_GIVEN ENTRIES_.
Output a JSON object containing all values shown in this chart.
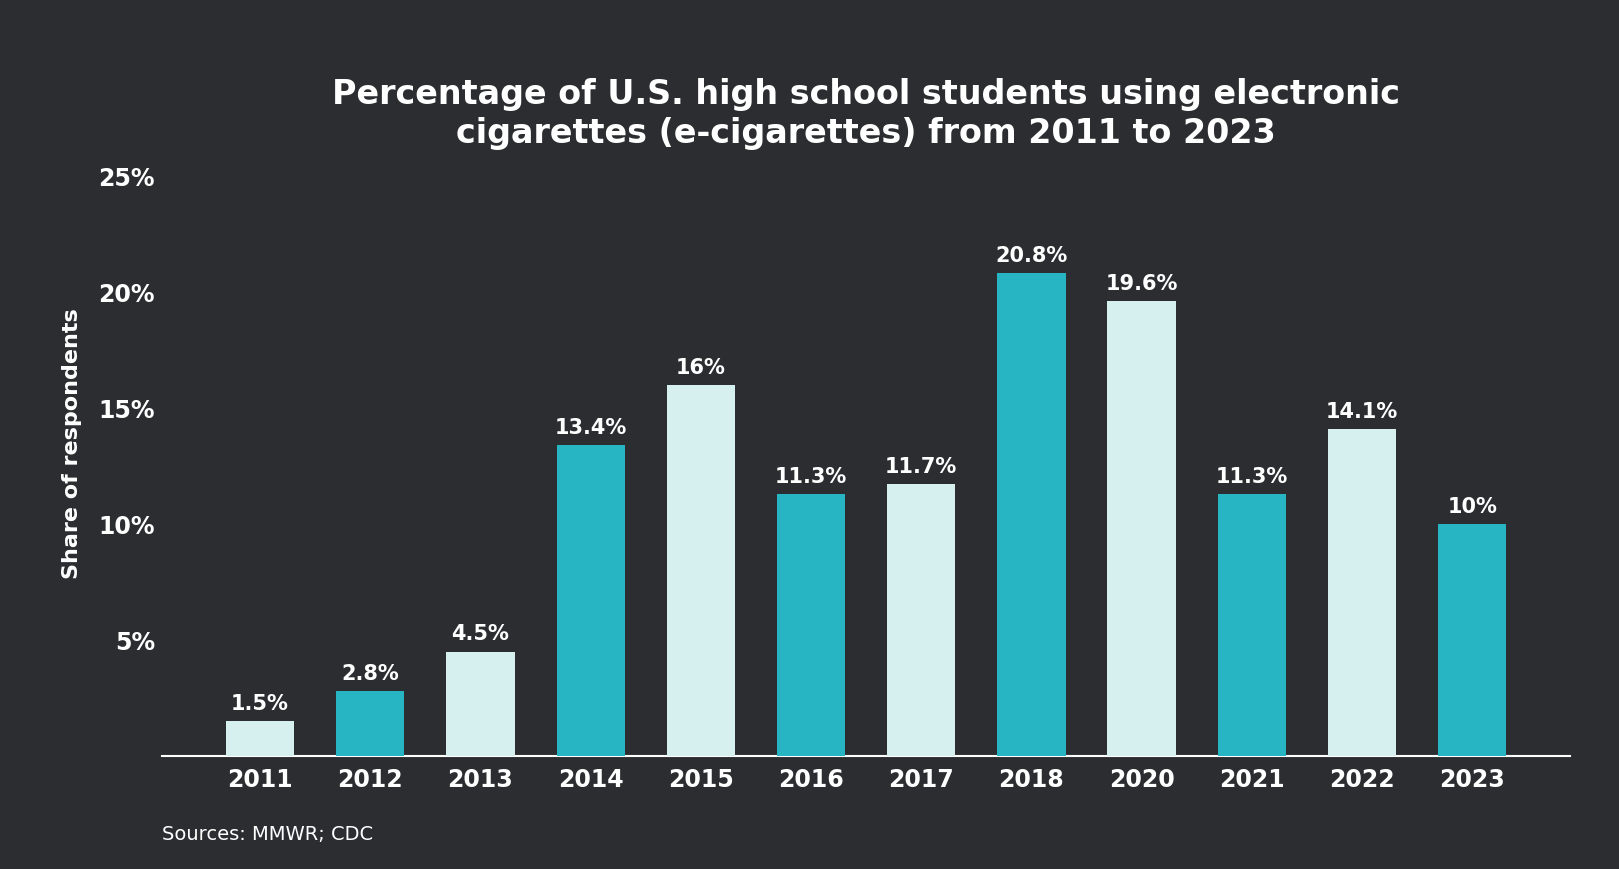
{
  "years": [
    "2011",
    "2012",
    "2013",
    "2014",
    "2015",
    "2016",
    "2017",
    "2018",
    "2020",
    "2021",
    "2022",
    "2023"
  ],
  "values": [
    1.5,
    2.8,
    4.5,
    13.4,
    16.0,
    11.3,
    11.7,
    20.8,
    19.6,
    11.3,
    14.1,
    10.0
  ],
  "labels": [
    "1.5%",
    "2.8%",
    "4.5%",
    "13.4%",
    "16%",
    "11.3%",
    "11.7%",
    "20.8%",
    "19.6%",
    "11.3%",
    "14.1%",
    "10%"
  ],
  "bar_colors": [
    "#d6f0f0",
    "#27b5c4",
    "#d6f0f0",
    "#27b5c4",
    "#d6f0f0",
    "#27b5c4",
    "#d6f0f0",
    "#27b5c4",
    "#d6f0f0",
    "#27b5c4",
    "#d6f0f0",
    "#27b5c4"
  ],
  "title": "Percentage of U.S. high school students using electronic\ncigarettes (e-cigarettes) from 2011 to 2023",
  "ylabel": "Share of respondents",
  "yticks": [
    5,
    10,
    15,
    20,
    25
  ],
  "ytick_labels": [
    "5%",
    "10%",
    "15%",
    "20%",
    "25%"
  ],
  "ylim": [
    0,
    27
  ],
  "source_text": "Sources: MMWR; CDC",
  "background_color": "#2b2d30",
  "text_color": "#ffffff",
  "title_fontsize": 24,
  "label_fontsize": 15,
  "axis_fontsize": 17,
  "ylabel_fontsize": 16,
  "source_fontsize": 14
}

_TASK DESCRIPTION_. Set down all the data again exactly as above, pictures excluded.

_COMPLETED TASK_.
Output a JSON object containing all values shown in this chart.
{
  "years": [
    "2011",
    "2012",
    "2013",
    "2014",
    "2015",
    "2016",
    "2017",
    "2018",
    "2020",
    "2021",
    "2022",
    "2023"
  ],
  "values": [
    1.5,
    2.8,
    4.5,
    13.4,
    16.0,
    11.3,
    11.7,
    20.8,
    19.6,
    11.3,
    14.1,
    10.0
  ],
  "labels": [
    "1.5%",
    "2.8%",
    "4.5%",
    "13.4%",
    "16%",
    "11.3%",
    "11.7%",
    "20.8%",
    "19.6%",
    "11.3%",
    "14.1%",
    "10%"
  ],
  "bar_colors": [
    "#d6f0f0",
    "#27b5c4",
    "#d6f0f0",
    "#27b5c4",
    "#d6f0f0",
    "#27b5c4",
    "#d6f0f0",
    "#27b5c4",
    "#d6f0f0",
    "#27b5c4",
    "#d6f0f0",
    "#27b5c4"
  ],
  "title": "Percentage of U.S. high school students using electronic\ncigarettes (e-cigarettes) from 2011 to 2023",
  "ylabel": "Share of respondents",
  "yticks": [
    5,
    10,
    15,
    20,
    25
  ],
  "ytick_labels": [
    "5%",
    "10%",
    "15%",
    "20%",
    "25%"
  ],
  "ylim": [
    0,
    27
  ],
  "source_text": "Sources: MMWR; CDC",
  "background_color": "#2b2d30",
  "text_color": "#ffffff",
  "title_fontsize": 24,
  "label_fontsize": 15,
  "axis_fontsize": 17,
  "ylabel_fontsize": 16,
  "source_fontsize": 14
}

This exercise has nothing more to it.